• _Short exercise_
State how many lines in the listing below include the word "ylabel". Give nothing but the number.

• _Listed entries_

----

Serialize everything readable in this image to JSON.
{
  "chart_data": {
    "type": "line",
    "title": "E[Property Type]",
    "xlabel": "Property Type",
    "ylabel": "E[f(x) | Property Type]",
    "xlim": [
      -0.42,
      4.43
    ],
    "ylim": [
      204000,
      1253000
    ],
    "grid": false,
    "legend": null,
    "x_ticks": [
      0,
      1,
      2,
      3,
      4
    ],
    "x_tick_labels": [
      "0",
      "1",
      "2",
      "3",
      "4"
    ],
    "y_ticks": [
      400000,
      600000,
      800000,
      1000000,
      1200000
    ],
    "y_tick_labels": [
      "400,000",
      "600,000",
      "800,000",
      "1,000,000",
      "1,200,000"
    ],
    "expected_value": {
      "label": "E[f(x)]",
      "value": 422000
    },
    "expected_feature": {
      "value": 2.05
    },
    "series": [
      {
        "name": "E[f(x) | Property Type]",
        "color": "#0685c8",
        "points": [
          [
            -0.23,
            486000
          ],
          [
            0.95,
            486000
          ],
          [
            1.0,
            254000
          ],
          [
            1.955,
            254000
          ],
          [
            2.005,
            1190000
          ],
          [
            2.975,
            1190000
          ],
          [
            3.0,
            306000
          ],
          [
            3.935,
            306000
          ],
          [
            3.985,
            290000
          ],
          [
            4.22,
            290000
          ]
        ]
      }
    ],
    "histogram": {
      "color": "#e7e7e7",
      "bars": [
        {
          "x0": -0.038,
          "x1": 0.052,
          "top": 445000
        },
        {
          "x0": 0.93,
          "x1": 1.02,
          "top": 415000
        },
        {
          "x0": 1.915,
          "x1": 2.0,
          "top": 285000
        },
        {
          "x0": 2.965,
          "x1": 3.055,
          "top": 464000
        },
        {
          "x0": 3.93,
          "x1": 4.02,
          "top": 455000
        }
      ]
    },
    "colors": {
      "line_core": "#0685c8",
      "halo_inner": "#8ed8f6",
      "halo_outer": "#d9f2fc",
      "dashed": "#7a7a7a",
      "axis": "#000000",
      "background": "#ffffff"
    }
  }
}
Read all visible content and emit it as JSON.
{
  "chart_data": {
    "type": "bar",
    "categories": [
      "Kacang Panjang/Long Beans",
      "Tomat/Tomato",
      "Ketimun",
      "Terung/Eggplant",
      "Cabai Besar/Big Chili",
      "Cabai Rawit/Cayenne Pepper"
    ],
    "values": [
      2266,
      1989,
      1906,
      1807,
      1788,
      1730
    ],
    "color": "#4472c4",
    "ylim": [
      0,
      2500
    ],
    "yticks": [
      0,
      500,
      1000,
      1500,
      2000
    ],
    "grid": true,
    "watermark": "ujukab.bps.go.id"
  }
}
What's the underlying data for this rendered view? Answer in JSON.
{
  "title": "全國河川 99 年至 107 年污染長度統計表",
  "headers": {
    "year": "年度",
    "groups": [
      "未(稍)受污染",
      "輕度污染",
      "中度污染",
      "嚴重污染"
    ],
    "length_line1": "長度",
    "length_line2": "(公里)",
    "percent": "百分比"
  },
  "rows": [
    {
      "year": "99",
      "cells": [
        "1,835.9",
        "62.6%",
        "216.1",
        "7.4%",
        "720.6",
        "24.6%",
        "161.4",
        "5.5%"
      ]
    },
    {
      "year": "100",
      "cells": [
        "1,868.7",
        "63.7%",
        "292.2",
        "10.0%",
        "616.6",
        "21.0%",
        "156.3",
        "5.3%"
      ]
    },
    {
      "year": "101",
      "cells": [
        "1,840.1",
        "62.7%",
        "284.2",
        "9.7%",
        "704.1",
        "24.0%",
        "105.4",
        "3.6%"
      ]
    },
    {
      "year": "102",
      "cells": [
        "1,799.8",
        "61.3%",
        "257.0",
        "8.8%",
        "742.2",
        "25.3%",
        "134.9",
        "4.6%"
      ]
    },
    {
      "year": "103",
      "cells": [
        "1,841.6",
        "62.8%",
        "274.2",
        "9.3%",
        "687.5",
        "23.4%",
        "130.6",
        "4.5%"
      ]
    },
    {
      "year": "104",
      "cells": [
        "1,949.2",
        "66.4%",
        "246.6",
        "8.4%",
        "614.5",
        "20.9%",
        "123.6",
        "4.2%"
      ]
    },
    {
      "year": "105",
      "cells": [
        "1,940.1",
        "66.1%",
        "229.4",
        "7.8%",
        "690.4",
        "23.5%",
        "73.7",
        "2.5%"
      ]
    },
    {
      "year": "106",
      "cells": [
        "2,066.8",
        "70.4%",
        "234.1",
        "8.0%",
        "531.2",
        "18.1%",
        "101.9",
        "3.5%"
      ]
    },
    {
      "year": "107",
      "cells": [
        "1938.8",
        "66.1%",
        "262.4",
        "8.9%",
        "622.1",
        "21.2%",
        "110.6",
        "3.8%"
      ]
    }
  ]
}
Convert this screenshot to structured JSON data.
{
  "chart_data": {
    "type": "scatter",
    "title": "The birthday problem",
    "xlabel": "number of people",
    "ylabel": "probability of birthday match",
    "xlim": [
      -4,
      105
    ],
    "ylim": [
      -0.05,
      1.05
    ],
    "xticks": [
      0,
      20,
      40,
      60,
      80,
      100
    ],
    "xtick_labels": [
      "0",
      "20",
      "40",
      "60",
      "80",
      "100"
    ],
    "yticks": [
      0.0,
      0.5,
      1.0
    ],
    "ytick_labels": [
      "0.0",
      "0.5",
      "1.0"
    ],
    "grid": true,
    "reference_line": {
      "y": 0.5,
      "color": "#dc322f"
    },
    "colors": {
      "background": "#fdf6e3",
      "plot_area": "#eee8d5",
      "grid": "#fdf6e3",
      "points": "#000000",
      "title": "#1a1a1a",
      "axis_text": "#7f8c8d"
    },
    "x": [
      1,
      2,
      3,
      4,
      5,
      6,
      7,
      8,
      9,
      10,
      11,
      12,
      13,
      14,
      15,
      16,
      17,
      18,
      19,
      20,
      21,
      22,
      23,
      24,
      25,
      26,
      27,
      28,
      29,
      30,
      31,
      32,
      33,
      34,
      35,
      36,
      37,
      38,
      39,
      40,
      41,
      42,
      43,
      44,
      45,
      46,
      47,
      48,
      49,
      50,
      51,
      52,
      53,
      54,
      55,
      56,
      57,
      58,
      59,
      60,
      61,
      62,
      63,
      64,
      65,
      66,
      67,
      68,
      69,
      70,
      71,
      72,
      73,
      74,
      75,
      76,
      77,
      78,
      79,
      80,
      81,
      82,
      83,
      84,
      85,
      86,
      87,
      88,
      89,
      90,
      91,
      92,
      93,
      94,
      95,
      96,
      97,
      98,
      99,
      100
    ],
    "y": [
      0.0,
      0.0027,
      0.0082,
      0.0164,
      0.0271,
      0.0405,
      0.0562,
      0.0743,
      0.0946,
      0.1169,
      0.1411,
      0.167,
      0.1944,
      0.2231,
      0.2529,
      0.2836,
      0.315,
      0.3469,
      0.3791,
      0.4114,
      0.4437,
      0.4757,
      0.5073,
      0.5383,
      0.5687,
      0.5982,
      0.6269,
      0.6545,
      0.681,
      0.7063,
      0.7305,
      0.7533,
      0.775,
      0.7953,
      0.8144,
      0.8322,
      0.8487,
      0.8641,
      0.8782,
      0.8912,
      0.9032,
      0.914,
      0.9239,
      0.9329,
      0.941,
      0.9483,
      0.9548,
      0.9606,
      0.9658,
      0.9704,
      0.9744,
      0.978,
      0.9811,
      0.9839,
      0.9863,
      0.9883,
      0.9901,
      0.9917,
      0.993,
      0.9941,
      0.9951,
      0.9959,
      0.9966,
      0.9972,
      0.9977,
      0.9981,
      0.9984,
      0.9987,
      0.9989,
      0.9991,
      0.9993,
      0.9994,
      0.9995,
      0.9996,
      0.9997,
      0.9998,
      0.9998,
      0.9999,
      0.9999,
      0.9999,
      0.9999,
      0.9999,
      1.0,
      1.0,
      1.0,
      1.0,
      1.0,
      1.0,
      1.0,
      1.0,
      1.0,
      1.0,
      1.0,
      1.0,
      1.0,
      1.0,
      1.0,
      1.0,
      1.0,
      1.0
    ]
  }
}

----

• _Solution to this task_
2